▶ [PROMPT]: Return the listing below exactly, with the pictures dropped.

▶ [DATA SUPPLIED]:
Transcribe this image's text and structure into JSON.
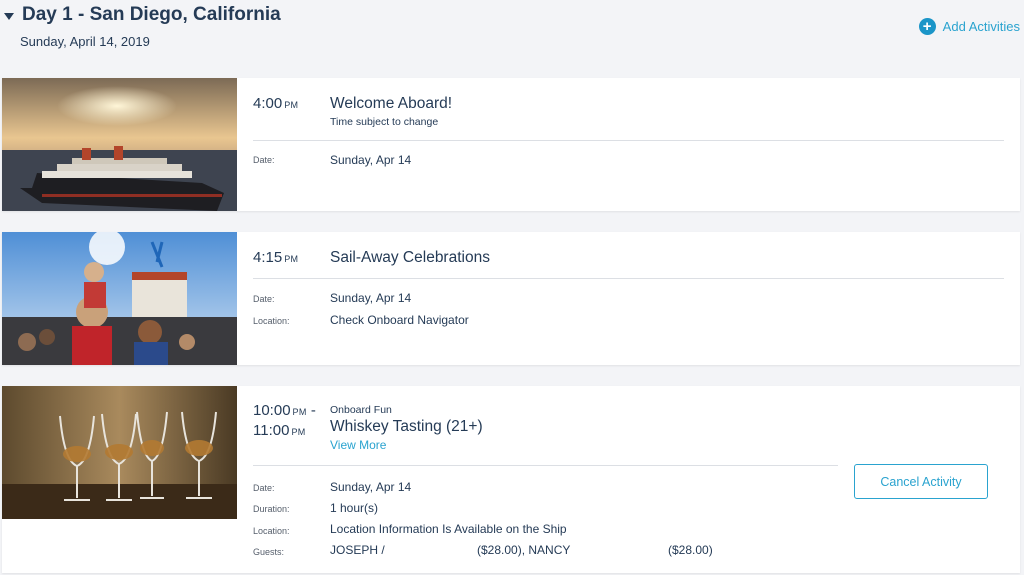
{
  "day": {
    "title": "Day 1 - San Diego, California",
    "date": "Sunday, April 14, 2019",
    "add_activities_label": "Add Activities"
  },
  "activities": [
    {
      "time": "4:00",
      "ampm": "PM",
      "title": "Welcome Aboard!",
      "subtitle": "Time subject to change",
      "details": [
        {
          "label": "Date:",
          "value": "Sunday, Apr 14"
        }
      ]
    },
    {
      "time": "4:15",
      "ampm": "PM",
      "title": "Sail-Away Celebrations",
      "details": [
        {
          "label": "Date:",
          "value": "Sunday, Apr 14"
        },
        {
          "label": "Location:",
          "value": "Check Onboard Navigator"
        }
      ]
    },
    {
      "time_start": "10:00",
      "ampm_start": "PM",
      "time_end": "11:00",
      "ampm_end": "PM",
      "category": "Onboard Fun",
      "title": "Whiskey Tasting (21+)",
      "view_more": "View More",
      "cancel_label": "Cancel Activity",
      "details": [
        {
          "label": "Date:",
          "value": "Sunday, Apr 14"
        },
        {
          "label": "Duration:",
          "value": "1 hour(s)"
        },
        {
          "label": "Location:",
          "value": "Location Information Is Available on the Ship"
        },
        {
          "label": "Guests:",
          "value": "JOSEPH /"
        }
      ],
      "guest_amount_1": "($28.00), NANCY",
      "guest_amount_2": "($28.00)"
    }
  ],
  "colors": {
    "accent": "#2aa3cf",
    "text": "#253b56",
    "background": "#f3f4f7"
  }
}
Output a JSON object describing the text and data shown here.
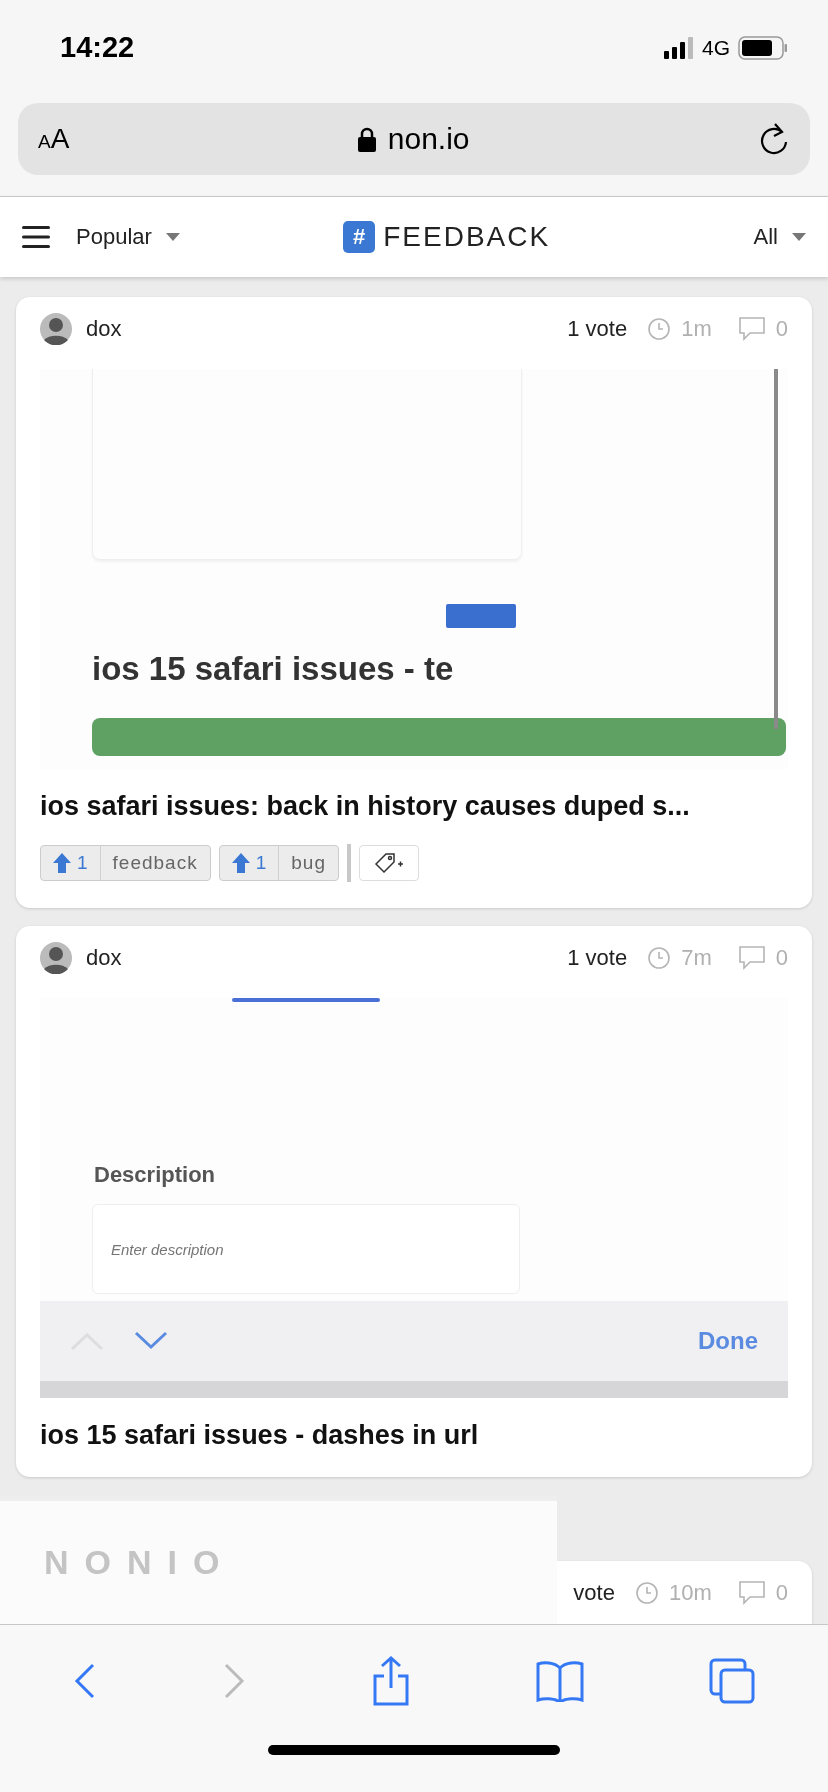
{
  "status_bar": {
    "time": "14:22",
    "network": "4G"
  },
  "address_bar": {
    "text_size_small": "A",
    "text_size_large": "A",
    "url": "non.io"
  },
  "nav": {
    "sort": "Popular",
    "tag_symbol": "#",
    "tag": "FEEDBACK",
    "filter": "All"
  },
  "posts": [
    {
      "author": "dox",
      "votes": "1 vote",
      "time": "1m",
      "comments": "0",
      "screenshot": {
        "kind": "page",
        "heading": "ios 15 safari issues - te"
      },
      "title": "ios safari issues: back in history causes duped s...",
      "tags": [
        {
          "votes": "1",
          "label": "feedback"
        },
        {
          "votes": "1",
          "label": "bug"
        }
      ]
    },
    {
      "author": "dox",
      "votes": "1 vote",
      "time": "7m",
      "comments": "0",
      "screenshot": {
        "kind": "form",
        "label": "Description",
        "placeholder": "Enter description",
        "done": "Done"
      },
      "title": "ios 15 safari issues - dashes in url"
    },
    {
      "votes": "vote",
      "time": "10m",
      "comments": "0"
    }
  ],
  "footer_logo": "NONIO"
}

▶ [WRITTEN SOLUTION]:
Transcribe this image's text and structure into JSON.
{
  "day": {
    "title": "Day 1 - San Diego, California",
    "date": "Sunday, April 14, 2019",
    "add_activities_label": "Add Activities"
  },
  "activities": [
    {
      "time": "4:00",
      "ampm": "PM",
      "title": "Welcome Aboard!",
      "subtitle": "Time subject to change",
      "details": [
        {
          "label": "Date:",
          "value": "Sunday, Apr 14"
        }
      ]
    },
    {
      "time": "4:15",
      "ampm": "PM",
      "title": "Sail-Away Celebrations",
      "details": [
        {
          "label": "Date:",
          "value": "Sunday, Apr 14"
        },
        {
          "label": "Location:",
          "value": "Check Onboard Navigator"
        }
      ]
    },
    {
      "time_start": "10:00",
      "ampm_start": "PM",
      "time_end": "11:00",
      "ampm_end": "PM",
      "category": "Onboard Fun",
      "title": "Whiskey Tasting (21+)",
      "view_more": "View More",
      "cancel_label": "Cancel Activity",
      "details": [
        {
          "label": "Date:",
          "value": "Sunday, Apr 14"
        },
        {
          "label": "Duration:",
          "value": "1 hour(s)"
        },
        {
          "label": "Location:",
          "value": "Location Information Is Available on the Ship"
        },
        {
          "label": "Guests:",
          "value": "JOSEPH /"
        }
      ],
      "guest_amount_1": "($28.00), NANCY",
      "guest_amount_2": "($28.00)"
    }
  ],
  "colors": {
    "accent": "#2aa3cf",
    "text": "#253b56",
    "background": "#f3f4f7"
  }
}
Output a JSON object describing the text and data shown here.
{
  "status_bar": {
    "time": "14:22",
    "network": "4G"
  },
  "address_bar": {
    "text_size_small": "A",
    "text_size_large": "A",
    "url": "non.io"
  },
  "nav": {
    "sort": "Popular",
    "tag_symbol": "#",
    "tag": "FEEDBACK",
    "filter": "All"
  },
  "posts": [
    {
      "author": "dox",
      "votes": "1 vote",
      "time": "1m",
      "comments": "0",
      "screenshot": {
        "kind": "page",
        "heading": "ios 15 safari issues - te"
      },
      "title": "ios safari issues: back in history causes duped s...",
      "tags": [
        {
          "votes": "1",
          "label": "feedback"
        },
        {
          "votes": "1",
          "label": "bug"
        }
      ]
    },
    {
      "author": "dox",
      "votes": "1 vote",
      "time": "7m",
      "comments": "0",
      "screenshot": {
        "kind": "form",
        "label": "Description",
        "placeholder": "Enter description",
        "done": "Done"
      },
      "title": "ios 15 safari issues - dashes in url"
    },
    {
      "votes": "vote",
      "time": "10m",
      "comments": "0"
    }
  ],
  "footer_logo": "NONIO"
}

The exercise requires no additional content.